>> START Extracted material
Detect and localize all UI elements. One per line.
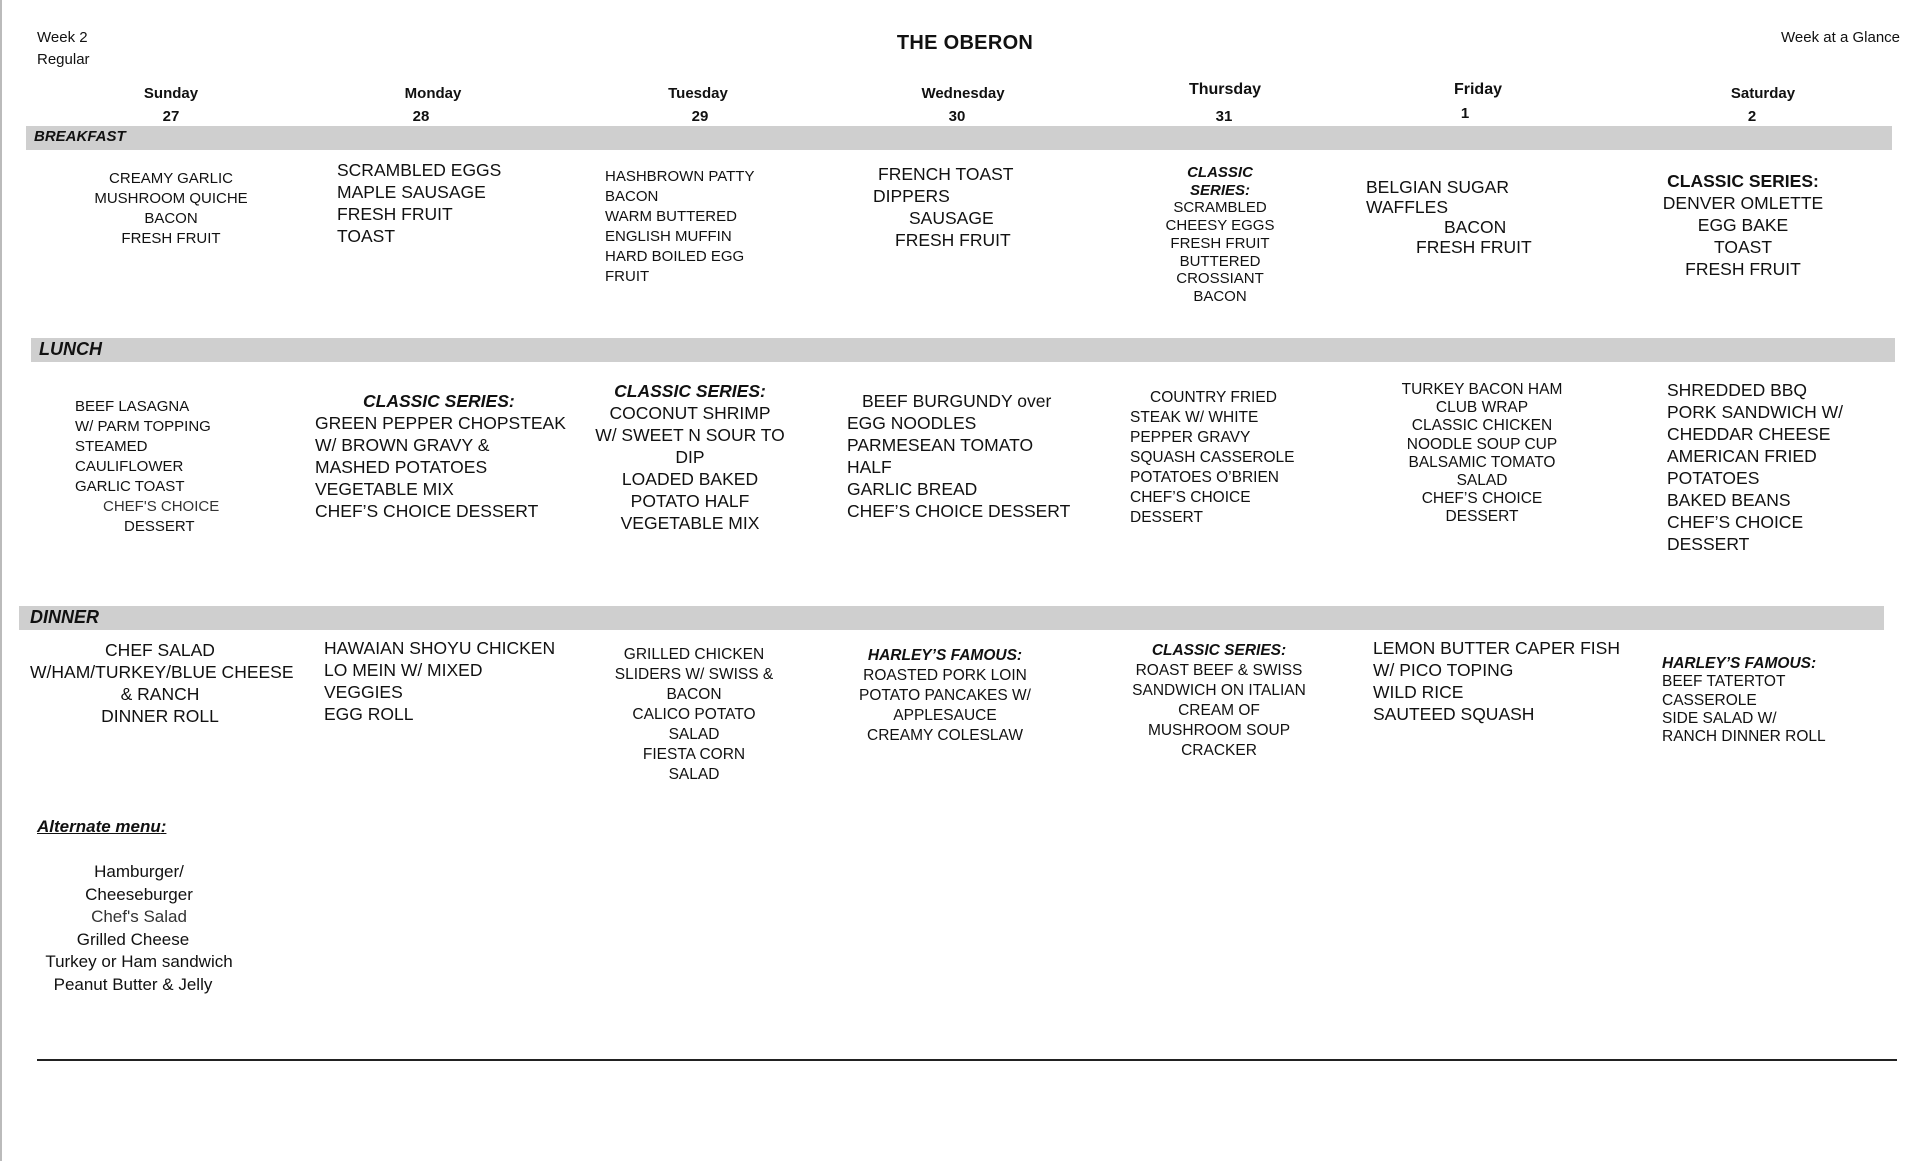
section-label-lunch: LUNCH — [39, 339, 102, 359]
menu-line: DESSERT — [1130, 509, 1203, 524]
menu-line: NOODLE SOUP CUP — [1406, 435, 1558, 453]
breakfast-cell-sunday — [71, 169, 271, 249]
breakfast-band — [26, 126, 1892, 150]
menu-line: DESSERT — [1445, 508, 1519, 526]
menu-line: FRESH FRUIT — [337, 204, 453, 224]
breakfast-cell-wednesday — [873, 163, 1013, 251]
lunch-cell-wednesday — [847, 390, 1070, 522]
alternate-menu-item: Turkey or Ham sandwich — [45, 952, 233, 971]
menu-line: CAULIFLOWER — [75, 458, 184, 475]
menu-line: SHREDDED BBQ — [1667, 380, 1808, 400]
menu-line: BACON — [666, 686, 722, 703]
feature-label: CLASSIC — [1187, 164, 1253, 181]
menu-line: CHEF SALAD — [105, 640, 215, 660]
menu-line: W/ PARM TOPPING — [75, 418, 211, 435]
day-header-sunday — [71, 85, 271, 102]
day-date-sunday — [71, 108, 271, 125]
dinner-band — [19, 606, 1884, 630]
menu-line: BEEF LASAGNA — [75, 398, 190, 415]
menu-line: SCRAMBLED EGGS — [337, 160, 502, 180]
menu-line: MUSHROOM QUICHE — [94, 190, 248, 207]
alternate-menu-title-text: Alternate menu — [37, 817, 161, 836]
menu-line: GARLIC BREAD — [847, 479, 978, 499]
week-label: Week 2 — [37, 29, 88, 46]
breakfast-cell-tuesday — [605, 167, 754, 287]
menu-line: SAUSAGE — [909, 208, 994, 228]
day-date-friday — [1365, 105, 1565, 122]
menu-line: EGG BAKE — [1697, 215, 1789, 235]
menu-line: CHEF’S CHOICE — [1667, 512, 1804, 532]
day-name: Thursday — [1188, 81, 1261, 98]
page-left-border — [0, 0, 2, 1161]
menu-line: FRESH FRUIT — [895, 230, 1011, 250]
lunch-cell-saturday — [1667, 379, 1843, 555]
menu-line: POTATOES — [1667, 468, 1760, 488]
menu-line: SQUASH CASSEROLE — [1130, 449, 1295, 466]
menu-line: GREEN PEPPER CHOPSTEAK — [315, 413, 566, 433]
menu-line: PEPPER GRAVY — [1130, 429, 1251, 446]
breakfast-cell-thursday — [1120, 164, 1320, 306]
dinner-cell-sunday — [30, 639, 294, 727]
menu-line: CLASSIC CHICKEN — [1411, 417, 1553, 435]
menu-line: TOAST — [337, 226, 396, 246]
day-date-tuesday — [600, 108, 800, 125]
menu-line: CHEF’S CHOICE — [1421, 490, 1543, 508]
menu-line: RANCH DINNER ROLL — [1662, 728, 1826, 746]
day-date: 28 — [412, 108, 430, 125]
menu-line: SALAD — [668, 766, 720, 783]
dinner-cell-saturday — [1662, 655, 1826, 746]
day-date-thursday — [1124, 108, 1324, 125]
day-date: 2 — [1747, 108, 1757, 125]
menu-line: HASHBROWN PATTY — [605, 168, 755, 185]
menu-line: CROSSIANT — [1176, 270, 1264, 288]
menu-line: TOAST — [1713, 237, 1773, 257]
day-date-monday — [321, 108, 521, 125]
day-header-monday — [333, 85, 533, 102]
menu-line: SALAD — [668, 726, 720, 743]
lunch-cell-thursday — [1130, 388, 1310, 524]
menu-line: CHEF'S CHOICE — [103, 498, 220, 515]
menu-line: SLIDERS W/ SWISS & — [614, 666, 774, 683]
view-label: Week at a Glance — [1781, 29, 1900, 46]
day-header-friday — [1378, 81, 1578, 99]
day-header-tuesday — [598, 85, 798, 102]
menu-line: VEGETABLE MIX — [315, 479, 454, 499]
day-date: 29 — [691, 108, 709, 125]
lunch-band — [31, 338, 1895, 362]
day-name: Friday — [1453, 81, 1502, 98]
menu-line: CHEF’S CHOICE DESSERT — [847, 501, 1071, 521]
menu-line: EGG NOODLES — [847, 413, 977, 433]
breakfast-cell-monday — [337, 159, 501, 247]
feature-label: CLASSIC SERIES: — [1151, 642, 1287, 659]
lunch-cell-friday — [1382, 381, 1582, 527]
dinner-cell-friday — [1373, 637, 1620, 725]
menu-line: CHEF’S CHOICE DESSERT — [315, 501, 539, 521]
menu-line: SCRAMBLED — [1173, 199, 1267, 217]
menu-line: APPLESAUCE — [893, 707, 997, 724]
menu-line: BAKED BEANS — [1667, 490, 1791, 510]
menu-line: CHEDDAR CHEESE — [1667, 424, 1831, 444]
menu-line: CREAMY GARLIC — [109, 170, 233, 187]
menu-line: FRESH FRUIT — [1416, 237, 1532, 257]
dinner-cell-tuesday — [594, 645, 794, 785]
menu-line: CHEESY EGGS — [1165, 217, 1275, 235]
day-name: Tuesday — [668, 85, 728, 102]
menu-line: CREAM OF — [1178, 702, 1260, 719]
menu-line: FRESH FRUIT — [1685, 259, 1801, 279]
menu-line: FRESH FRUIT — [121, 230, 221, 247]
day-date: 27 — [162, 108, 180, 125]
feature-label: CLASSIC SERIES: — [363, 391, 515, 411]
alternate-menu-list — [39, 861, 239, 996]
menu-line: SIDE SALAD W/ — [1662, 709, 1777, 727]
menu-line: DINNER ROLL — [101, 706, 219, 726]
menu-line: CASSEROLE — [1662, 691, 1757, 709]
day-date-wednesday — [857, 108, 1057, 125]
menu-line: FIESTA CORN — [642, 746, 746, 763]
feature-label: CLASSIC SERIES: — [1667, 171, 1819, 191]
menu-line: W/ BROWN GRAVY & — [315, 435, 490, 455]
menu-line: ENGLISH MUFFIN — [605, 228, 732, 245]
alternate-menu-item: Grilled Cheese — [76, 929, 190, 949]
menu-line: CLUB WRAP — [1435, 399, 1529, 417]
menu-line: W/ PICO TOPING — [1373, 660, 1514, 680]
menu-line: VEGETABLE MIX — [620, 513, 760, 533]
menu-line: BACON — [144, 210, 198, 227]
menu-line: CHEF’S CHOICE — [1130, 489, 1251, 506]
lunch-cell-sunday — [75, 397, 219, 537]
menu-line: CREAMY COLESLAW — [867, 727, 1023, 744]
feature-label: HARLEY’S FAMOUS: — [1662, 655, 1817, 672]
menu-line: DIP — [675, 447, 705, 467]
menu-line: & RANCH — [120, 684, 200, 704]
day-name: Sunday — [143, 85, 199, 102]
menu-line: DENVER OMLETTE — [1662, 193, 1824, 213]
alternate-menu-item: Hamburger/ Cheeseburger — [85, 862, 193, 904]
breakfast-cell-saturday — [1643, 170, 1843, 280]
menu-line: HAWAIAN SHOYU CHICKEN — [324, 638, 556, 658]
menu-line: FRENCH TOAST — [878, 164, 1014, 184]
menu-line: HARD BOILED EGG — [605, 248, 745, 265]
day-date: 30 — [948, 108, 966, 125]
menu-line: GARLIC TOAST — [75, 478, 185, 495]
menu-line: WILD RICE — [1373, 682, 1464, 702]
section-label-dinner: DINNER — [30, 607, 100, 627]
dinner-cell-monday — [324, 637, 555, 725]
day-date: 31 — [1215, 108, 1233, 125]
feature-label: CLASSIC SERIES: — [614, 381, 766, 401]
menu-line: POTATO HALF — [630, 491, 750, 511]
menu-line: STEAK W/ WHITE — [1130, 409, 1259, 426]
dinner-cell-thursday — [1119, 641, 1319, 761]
>> END Extracted material
▸ The exercise:
Can you give every line of the listing above as a JSON list of strings, one string per line, with blank lines and the picture left out?

▸ Worked solution:
[
  "Detect and localize all UI elements. One per line.",
  "section-label-lunch: LUNCH — [39, 339, 102, 359]",
  "menu-line: DESSERT — [1130, 509, 1203, 524]",
  "menu-line: NOODLE SOUP CUP — [1406, 435, 1558, 453]",
  "breakfast-cell-sunday — [71, 169, 271, 249]",
  "breakfast-band — [26, 126, 1892, 150]",
  "menu-line: DESSERT — [1445, 508, 1519, 526]",
  "menu-line: FRESH FRUIT — [337, 204, 453, 224]",
  "breakfast-cell-wednesday — [873, 163, 1013, 251]",
  "lunch-cell-wednesday — [847, 390, 1070, 522]",
  "alternate-menu-item: Turkey or Ham sandwich — [45, 952, 233, 971]",
  "menu-line: CAULIFLOWER — [75, 458, 184, 475]",
  "menu-line: SHREDDED BBQ — [1667, 380, 1808, 400]",
  "menu-line: BACON — [666, 686, 722, 703]",
  "feature-label: CLASSIC — [1187, 164, 1253, 181]",
  "menu-line: CHEF SALAD — [105, 640, 215, 660]",
  "menu-line: W/ PARM TOPPING — [75, 418, 211, 435]",
  "day-header-sunday — [71, 85, 271, 102]",
  "day-date-sunday — [71, 108, 271, 125]",
  "dinner-band — [19, 606, 1884, 630]",
  "menu-line: BEEF LASAGNA — [75, 398, 190, 415]",
  "menu-line: SCRAMBLED EGGS — [337, 160, 502, 180]",
  "menu-line: MUSHROOM QUICHE — [94, 190, 248, 207]",
  "alternate-menu-title-text: Alternate menu — [37, 817, 161, 836]",
  "menu-line: GARLIC BREAD — [847, 479, 978, 499]",
  "week-label: Week 2 — [37, 29, 88, 46]",
  "breakfast-cell-tuesday — [605, 167, 754, 287]",
  "menu-line: SAUSAGE — [909, 208, 994, 228]",
  "day-date-friday — [1365, 105, 1565, 122]",
  "menu-line: EGG BAKE — [1697, 215, 1789, 235]",
  "menu-line: CHEF’S CHOICE — [1667, 512, 1804, 532]",
  "day-name: Thursday — [1188, 81, 1261, 98]",
  "page-left-border — [0, 0, 2, 1161]",
  "menu-line: FRESH FRUIT — [895, 230, 1011, 250]",
  "lunch-cell-saturday — [1667, 379, 1843, 555]",
  "menu-line: POTATOES — [1667, 468, 1760, 488]",
  "menu-line: SQUASH CASSEROLE — [1130, 449, 1295, 466]",
  "menu-line: GREEN PEPPER CHOPSTEAK — [315, 413, 566, 433]",
  "menu-line: PEPPER GRAVY — [1130, 429, 1251, 446]",
  "breakfast-cell-thursday — [1120, 164, 1320, 306]",
  "dinner-cell-sunday — [30, 639, 294, 727]",
  "menu-line: CLASSIC CHICKEN — [1411, 417, 1553, 435]",
  "menu-line: TOAST — [337, 226, 396, 246]",
  "day-date-tuesday — [600, 108, 800, 125]",
  "menu-line: CHEF’S CHOICE — [1421, 490, 1543, 508]",
  "menu-line: RANCH DINNER ROLL — [1662, 728, 1826, 746]",
  "day-date: 28 — [412, 108, 430, 125]",
  "menu-line: SALAD — [668, 766, 720, 783]",
  "dinner-cell-saturday — [1662, 655, 1826, 746]",
  "day-date-thursday — [1124, 108, 1324, 125]",
  "day-date: 2 — [1747, 108, 1757, 125]",
  "menu-line: HASHBROWN PATTY — [605, 168, 755, 185]",
  "menu-line: CROSSIANT — [1176, 270, 1264, 288]",
  "menu-line: TOAST — [1713, 237, 1773, 257]",
  "day-date-monday — [321, 108, 521, 125]",
  "day-header-monday — [333, 85, 533, 102]",
  "menu-line: SALAD — [668, 726, 720, 743]",
  "lunch-cell-thursday — [1130, 388, 1310, 524]",
  "menu-line: CHEF'S CHOICE — [103, 498, 220, 515]",
  "menu-line: SLIDERS W/ SWISS & — [614, 666, 774, 683]",
  "view-label: Week at a Glance — [1781, 29, 1900, 46]",
  "day-header-friday — [1378, 81, 1578, 99]",
  "day-header-tuesday — [598, 85, 798, 102]",
  "menu-line: VEGETABLE MIX — [315, 479, 454, 499]",
  "day-date: 29 — [691, 108, 709, 125]",
  "lunch-band — [31, 338, 1895, 362]",
  "day-name: Friday — [1453, 81, 1502, 98]",
  "menu-line: CHEF’S CHOICE DESSERT — [847, 501, 1071, 521]",
  "menu-line: EGG NOODLES — [847, 413, 977, 433]",
  "breakfast-cell-monday — [337, 159, 501, 247]",
  "feature-label: CLASSIC SERIES: — [1151, 642, 1287, 659]",
  "lunch-cell-friday — [1382, 381, 1582, 527]",
  "dinner-cell-friday — [1373, 637, 1620, 725]",
  "menu-line: CHEF’S CHOICE DESSERT — [315, 501, 539, 521]",
  "menu-line: SCRAMBLED — [1173, 199, 1267, 217]",
  "menu-line: APPLESAUCE — [893, 707, 997, 724]",
  "menu-line: BAKED BEANS — [1667, 490, 1791, 510]",
  "menu-line: CHEDDAR CHEESE — [1667, 424, 1831, 444]",
  "menu-line: CREAMY GARLIC — [109, 170, 233, 187]",
  "menu-line: FRESH FRUIT — [1416, 237, 1532, 257]",
  "dinner-cell-tuesday — [594, 645, 794, 785]",
  "menu-line: CHEESY EGGS — [1165, 217, 1275, 235]",
  "day-name: Tuesday — [668, 85, 728, 102]",
  "menu-line: CREAM OF — [1178, 702, 1260, 719]",
  "menu-line: FRESH FRUIT — [1685, 259, 1801, 279]",
  "menu-line: FRESH FRUIT — [121, 230, 221, 247]",
  "day-date: 27 — [162, 108, 180, 125]",
  "feature-label: CLASSIC SERIES: — [363, 391, 515, 411]",
  "alternate-menu-list — [39, 861, 239, 996]",
  "menu-line: SIDE SALAD W/ — [1662, 709, 1777, 727]",
  "menu-line: DINNER ROLL — [101, 706, 219, 726]",
  "menu-line: CASSEROLE — [1662, 691, 1757, 709]",
  "day-date-wednesday — [857, 108, 1057, 125]",
  "menu-line: FIESTA CORN — [642, 746, 746, 763]",
  "feature-label: CLASSIC SERIES: — [1667, 171, 1819, 191]",
  "menu-line: W/ BROWN GRAVY & — [315, 435, 490, 455]",
  "menu-line: ENGLISH MUFFIN — [605, 228, 732, 245]",
  "alternate-menu-item: Grilled Cheese — [76, 929, 190, 949]",
  "menu-line: CLUB WRAP — [1435, 399, 1529, 417]",
  "menu-line: W/ PICO TOPING — [1373, 660, 1514, 680]",
  "menu-line: VEGETABLE MIX — [620, 513, 760, 533]",
  "menu-line: BACON — [144, 210, 198, 227]",
  "menu-line: CHEF’S CHOICE — [1130, 489, 1251, 506]",
  "lunch-cell-sunday — [75, 397, 219, 537]",
  "menu-line: CREAMY COLESLAW — [867, 727, 1023, 744]",
  "feature-label: HARLEY’S FAMOUS: — [1662, 655, 1817, 672]",
  "menu-line: DIP — [675, 447, 705, 467]",
  "menu-line: & RANCH — [120, 684, 200, 704]",
  "day-name: Sunday — [143, 85, 199, 102]",
  "menu-line: DENVER OMLETTE — [1662, 193, 1824, 213]",
  "alternate-menu-item: Hamburger/ Cheeseburger — [85, 862, 193, 904]",
  "breakfast-cell-saturday — [1643, 170, 1843, 280]",
  "menu-line: HAWAIAN SHOYU CHICKEN — [324, 638, 556, 658]",
  "menu-line: FRENCH TOAST — [878, 164, 1014, 184]",
  "menu-line: HARD BOILED EGG — [605, 248, 745, 265]",
  "day-date: 30 — [948, 108, 966, 125]",
  "menu-line: GARLIC TOAST — [75, 478, 185, 495]",
  "menu-line: WILD RICE — [1373, 682, 1464, 702]",
  "section-label-dinner: DINNER — [30, 607, 100, 627]",
  "dinner-cell-monday — [324, 637, 555, 725]",
  "day-date: 31 — [1215, 108, 1233, 125]",
  "feature-label: CLASSIC SERIES: — [614, 381, 766, 401]",
  "menu-line: POTATO HALF — [630, 491, 750, 511]",
  "menu-line: STEAK W/ WHITE — [1130, 409, 1259, 426]",
  "dinner-cell-thursday — [1119, 641, 1319, 761]"
]